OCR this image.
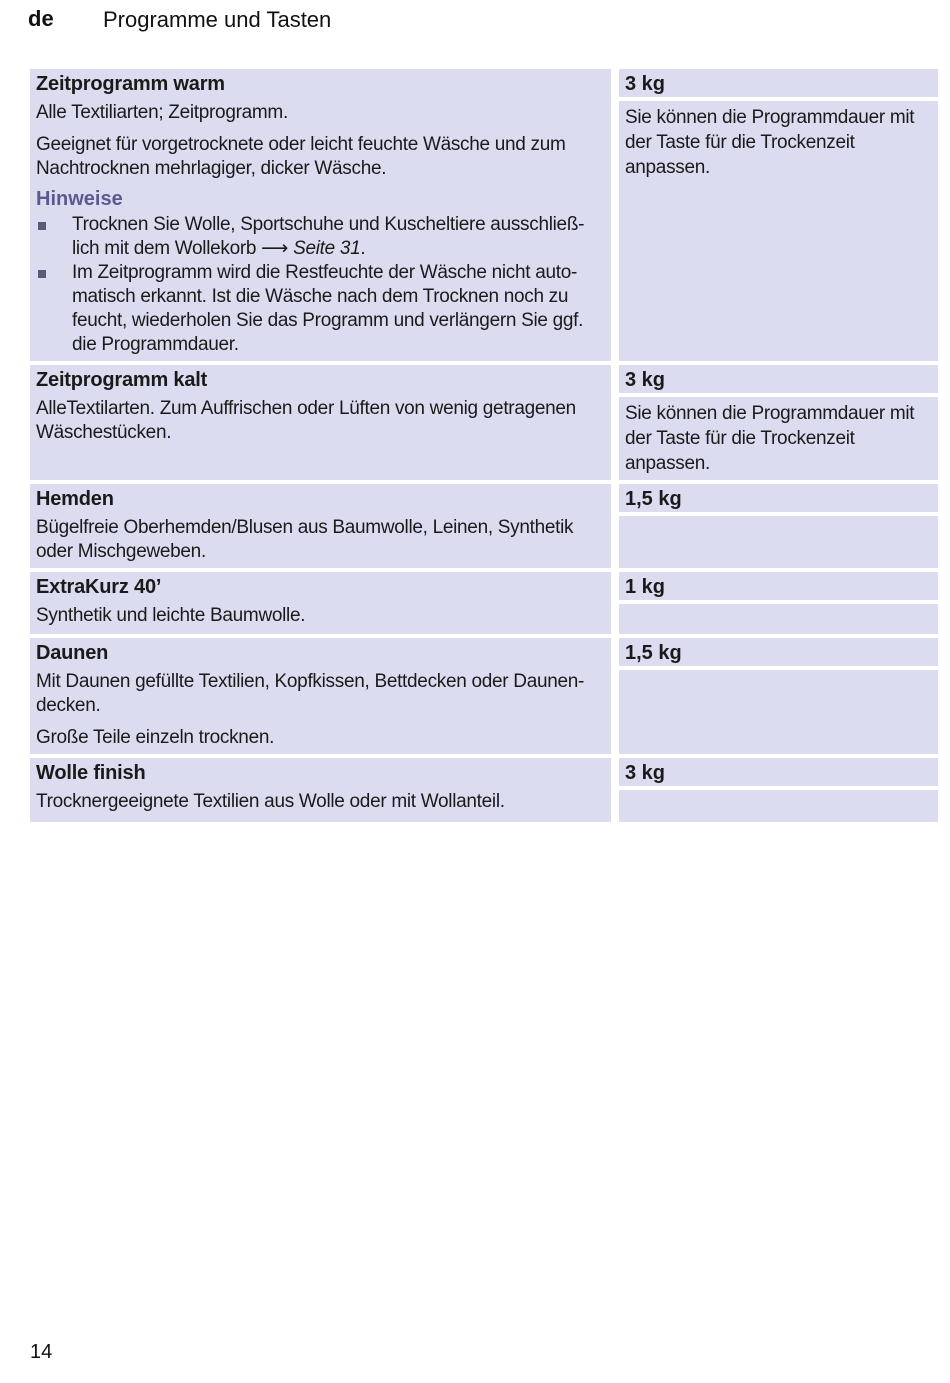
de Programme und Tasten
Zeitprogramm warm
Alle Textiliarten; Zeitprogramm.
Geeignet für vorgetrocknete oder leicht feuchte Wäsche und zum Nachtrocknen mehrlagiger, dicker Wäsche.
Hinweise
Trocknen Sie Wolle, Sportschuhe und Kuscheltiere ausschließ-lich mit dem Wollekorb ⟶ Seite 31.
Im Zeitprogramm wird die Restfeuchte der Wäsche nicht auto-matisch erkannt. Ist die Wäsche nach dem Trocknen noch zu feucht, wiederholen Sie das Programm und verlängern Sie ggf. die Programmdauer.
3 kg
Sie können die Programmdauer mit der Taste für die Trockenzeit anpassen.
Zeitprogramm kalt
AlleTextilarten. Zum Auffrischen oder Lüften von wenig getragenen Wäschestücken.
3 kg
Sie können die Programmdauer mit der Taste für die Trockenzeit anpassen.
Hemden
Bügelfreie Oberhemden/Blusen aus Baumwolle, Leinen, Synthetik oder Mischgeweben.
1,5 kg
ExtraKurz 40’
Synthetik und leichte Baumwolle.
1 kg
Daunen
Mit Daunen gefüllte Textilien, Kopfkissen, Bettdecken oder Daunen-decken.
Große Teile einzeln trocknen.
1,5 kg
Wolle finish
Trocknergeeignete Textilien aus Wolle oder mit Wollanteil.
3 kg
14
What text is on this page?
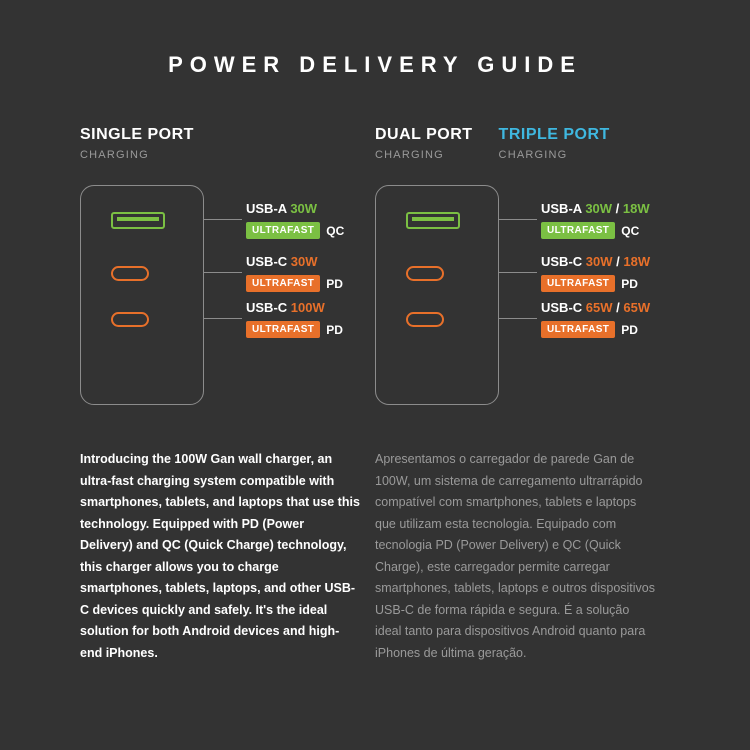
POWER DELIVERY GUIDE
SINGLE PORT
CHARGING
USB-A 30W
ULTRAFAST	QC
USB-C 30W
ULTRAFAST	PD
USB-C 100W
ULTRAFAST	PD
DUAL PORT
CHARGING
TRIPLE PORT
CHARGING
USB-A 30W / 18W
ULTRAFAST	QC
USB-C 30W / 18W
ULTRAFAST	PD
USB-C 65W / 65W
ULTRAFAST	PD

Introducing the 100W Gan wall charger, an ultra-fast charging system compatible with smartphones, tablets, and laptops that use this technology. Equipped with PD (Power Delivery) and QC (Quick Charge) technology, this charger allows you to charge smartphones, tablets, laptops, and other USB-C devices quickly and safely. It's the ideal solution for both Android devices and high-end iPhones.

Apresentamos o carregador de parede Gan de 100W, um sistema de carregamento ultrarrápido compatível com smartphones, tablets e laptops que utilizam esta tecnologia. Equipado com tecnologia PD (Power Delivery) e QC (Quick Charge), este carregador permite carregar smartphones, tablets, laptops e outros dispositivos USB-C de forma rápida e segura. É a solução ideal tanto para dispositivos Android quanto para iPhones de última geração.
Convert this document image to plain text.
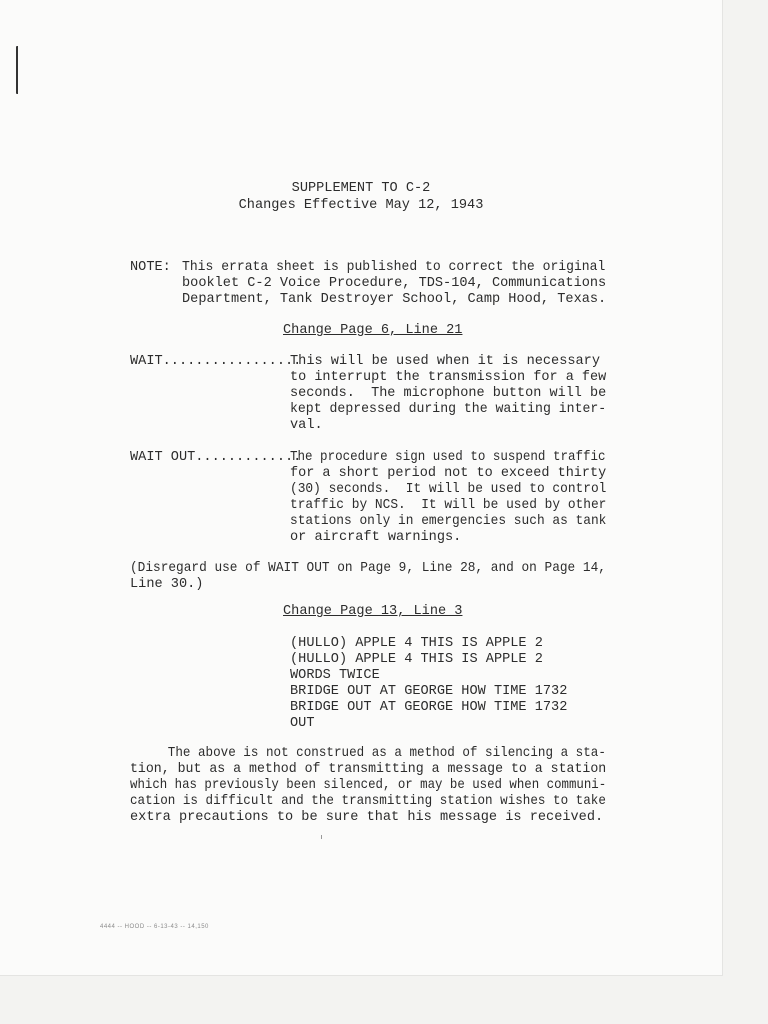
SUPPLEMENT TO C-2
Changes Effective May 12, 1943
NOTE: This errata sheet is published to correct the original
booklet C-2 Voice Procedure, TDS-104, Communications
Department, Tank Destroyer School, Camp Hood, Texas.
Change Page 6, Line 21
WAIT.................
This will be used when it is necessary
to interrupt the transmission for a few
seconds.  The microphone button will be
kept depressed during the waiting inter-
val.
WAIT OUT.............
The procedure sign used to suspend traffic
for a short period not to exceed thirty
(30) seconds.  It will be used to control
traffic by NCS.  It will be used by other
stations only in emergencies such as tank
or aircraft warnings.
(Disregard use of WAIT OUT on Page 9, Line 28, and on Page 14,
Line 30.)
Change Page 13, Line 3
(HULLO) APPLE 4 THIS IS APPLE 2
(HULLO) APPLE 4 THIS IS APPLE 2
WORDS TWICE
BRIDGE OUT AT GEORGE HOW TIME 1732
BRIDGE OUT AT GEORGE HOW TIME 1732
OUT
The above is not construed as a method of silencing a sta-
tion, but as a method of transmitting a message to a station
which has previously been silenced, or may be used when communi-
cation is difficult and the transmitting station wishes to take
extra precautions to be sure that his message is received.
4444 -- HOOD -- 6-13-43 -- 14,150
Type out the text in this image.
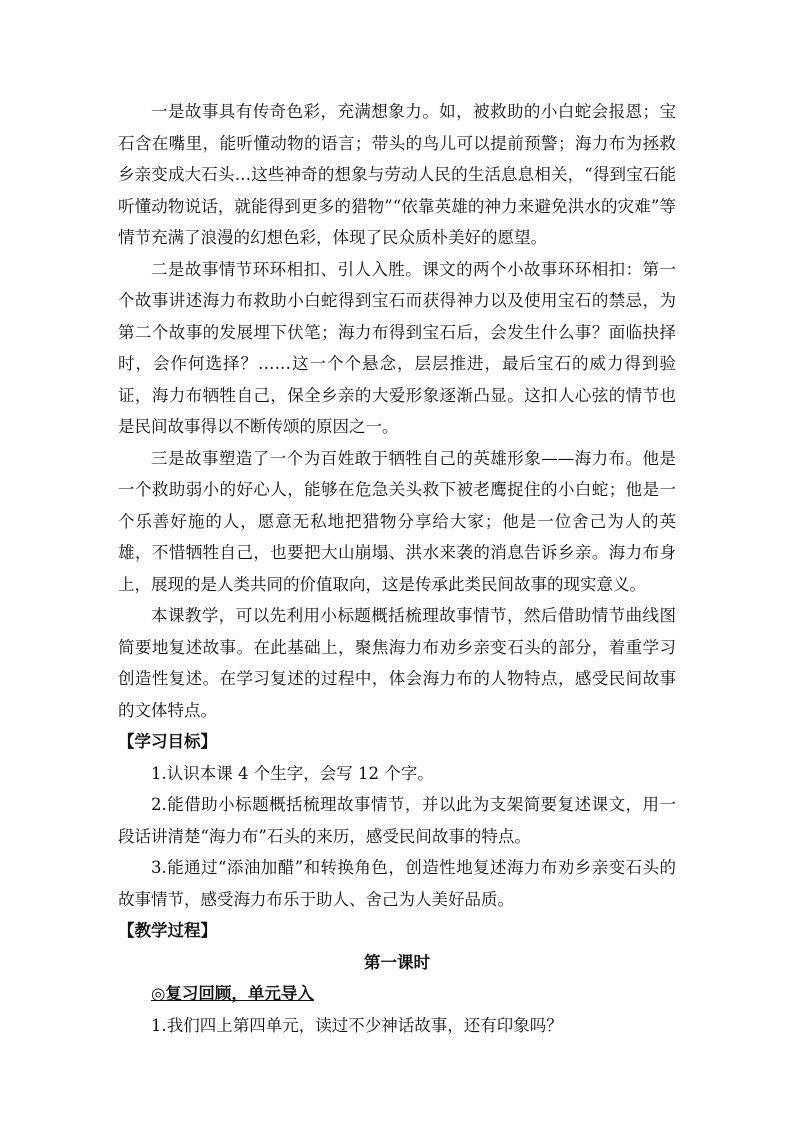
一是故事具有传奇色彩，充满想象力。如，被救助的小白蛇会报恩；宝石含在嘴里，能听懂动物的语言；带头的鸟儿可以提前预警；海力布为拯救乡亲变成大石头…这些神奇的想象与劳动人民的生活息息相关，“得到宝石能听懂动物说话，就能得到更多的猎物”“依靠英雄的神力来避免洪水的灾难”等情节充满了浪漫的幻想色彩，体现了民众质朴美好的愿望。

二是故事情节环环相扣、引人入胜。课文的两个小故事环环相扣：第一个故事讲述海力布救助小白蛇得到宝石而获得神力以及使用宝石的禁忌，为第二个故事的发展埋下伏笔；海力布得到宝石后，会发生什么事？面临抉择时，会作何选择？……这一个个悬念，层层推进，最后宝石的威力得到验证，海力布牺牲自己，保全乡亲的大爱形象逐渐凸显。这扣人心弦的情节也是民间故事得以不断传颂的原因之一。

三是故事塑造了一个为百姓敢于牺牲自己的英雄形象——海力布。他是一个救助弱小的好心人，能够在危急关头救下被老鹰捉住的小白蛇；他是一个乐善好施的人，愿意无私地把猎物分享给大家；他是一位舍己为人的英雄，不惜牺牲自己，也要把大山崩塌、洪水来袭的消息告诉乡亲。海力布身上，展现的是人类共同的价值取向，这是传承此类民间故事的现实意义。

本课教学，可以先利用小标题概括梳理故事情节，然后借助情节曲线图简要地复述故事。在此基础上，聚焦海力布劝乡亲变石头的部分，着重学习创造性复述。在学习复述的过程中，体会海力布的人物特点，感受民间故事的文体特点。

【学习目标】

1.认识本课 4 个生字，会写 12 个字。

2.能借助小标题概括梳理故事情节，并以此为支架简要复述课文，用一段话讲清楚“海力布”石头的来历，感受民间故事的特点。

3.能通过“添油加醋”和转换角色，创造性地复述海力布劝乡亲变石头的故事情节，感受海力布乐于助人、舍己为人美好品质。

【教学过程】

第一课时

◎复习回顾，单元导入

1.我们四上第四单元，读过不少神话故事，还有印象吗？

* * * * *

§ DESCRIPTION OF THE TASK
From the listing above, report the number of lines containing the string "that", without any accompanying remarks.

§ FINISHED EXERCISE
2